··· SUPPLIED PASSAGE ···

The MCP server can't distinguish a timeout from an upstream crash; both look the same from the response. For read-only tools, both map to _meta.category="server-error" with HTTP 502, and _meta.retryable=true. For mutating tools (create/update), a timeout instead returns HTTP 200 with _meta.retryable=false, because the upstream write may have already succeeded and blindly retrying risks creating a duplicate record.
Resolution
- Do not auto-retry a timed-out create or update call. The record may already exist so verify it first (e.g., look it up by the identifier or name you expected to create) before retrying or resubmitting.
- Scope "retry with exponential backoff" to read-only tools only: start at 2-5 seconds and double the wait on each subsequent failure.
- Branch retry logic on _meta.retryable, not on _meta.category.
- Check the Syncro platform status page for an active upstream incident. If the API is degraded, retries won't succeed until the upstream issue resolves.
- Don't treat a read-only server-error as permanent unless it persists across multiple retry attempts.
Invalid Input
Symptom
A tool call returns immediately with an error; no retry or backoff resolves it on its own.
Cause
The arguments passed to the tool are missing a required field, have the wrong type, or fail validation. This maps to an upstream HTTP 400/422, surfaced as HTTP 200 with _meta.category="invalid-input" and _meta.retryable=false.

··· GIVEN DATA ···

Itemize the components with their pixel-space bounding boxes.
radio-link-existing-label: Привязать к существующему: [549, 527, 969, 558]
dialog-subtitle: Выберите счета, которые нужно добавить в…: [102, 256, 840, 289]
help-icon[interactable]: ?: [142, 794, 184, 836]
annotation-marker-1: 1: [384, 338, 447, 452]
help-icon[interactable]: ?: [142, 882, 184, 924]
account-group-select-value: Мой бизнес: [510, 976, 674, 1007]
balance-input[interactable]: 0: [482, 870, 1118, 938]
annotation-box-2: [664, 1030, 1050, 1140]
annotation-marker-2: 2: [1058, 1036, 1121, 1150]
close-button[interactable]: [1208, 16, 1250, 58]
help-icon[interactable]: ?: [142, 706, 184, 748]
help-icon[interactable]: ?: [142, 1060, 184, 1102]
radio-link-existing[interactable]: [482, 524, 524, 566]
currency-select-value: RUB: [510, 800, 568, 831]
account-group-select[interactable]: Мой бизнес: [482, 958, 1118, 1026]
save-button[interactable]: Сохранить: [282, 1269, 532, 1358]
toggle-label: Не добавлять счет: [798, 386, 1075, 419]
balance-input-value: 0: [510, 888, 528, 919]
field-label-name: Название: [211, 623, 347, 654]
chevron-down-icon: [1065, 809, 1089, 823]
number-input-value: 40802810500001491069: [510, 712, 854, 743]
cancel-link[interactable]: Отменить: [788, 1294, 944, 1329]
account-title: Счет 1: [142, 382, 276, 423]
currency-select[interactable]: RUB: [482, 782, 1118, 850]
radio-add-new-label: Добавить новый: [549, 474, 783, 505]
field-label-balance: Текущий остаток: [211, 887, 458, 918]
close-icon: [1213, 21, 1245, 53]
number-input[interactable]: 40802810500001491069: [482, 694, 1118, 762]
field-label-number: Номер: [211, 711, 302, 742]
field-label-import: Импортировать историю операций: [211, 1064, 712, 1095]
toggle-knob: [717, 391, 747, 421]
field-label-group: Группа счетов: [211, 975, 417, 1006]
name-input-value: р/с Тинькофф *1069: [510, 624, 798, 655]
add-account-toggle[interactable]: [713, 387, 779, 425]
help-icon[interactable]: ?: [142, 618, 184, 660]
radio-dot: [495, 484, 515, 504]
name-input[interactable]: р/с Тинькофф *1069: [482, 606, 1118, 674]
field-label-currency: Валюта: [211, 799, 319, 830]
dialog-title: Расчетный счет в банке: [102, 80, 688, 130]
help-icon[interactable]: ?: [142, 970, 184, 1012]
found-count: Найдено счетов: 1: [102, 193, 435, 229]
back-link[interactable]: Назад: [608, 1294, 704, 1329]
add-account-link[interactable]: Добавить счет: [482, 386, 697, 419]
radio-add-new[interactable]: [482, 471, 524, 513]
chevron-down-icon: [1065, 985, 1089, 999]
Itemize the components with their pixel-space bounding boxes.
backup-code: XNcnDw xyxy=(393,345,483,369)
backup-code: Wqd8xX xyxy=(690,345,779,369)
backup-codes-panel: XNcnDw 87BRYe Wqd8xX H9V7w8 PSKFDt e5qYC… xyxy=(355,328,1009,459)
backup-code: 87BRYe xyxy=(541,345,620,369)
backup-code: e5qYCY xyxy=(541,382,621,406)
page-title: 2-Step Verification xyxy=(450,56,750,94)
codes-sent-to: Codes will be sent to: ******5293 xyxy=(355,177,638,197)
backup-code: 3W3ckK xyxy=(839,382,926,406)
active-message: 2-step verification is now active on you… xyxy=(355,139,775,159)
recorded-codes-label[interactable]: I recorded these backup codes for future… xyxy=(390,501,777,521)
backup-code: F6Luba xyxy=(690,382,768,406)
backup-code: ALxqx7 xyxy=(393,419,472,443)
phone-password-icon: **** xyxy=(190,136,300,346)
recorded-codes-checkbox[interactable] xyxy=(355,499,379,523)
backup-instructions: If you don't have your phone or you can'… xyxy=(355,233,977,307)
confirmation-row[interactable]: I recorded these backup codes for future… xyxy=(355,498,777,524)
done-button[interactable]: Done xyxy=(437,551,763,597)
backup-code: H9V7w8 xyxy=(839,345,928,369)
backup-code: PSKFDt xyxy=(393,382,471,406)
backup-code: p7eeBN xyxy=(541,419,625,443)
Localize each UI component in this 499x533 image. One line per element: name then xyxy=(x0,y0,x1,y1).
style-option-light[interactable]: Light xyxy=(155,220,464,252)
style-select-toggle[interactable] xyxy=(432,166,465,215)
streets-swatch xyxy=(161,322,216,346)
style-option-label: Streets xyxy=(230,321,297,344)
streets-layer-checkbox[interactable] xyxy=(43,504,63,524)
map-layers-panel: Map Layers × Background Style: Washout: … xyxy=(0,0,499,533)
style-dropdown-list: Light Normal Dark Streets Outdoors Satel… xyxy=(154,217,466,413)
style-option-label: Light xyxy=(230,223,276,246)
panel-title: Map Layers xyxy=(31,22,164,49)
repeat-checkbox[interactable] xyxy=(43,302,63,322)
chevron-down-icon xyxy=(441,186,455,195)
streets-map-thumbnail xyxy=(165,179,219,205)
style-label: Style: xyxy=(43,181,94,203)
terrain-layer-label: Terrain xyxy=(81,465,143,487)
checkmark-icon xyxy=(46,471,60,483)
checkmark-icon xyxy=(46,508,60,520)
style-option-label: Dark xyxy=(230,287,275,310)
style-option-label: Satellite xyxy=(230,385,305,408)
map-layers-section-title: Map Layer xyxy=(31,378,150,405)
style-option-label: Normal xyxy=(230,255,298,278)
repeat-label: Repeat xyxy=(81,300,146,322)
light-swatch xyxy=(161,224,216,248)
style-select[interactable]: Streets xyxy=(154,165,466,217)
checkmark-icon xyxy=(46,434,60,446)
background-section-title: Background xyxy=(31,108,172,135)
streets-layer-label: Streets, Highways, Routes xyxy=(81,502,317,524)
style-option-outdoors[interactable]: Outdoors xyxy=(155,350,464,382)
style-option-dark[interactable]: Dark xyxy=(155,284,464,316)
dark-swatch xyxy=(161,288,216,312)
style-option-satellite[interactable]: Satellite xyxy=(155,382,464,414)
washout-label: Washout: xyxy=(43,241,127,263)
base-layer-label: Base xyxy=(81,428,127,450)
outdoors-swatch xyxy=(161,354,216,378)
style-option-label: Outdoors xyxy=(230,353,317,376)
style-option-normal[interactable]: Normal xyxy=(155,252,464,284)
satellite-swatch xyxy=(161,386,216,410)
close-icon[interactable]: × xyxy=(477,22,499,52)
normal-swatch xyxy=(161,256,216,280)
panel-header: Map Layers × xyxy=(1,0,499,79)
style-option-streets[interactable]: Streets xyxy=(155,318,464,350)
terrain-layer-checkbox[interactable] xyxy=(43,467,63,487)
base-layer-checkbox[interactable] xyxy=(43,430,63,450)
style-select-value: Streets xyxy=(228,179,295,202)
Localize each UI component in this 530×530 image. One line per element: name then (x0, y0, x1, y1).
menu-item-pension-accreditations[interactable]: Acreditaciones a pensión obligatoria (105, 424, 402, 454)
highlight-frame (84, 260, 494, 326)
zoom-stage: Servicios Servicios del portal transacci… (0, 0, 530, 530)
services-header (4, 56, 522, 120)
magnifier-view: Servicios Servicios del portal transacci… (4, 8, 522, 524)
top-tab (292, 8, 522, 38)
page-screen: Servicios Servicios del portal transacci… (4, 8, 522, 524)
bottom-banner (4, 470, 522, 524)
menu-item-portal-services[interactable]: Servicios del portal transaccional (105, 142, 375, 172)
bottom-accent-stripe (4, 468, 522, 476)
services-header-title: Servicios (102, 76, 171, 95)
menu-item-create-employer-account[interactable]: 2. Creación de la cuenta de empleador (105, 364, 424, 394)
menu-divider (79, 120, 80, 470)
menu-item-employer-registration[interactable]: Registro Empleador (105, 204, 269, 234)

···

■ **YOUR OBJECTIVE**
Pick up the Syncro MCP error-handling text after its last sentence and keep writing it. The rows play no part in this work.

■ **RESULT**
Resolution
Fix the arguments and resubmit. This is not a transient failure. Retrying with backoff will not help until the input itself is corrected. Check the tool's required parameters and types before calling it again.
Record Not Found
Symptom
A tool call returns an error when looking up a specific record. For example, a ticket, customer Organization, or asset ID that doesn't exist.
Cause
The requested ID doesn't exist in Syncro (deleted, or mistyped). This maps to an upstream HTTP 404, surfaced as HTTP 200 with _meta.category="record-not-found" and _meta.retryable=false.
Resolution
Confirm the ID or identifier is correct and that the record still exists in Syncro. This is not a transient or connection issue. Don't retry with backoff; look up the correct identifier instead.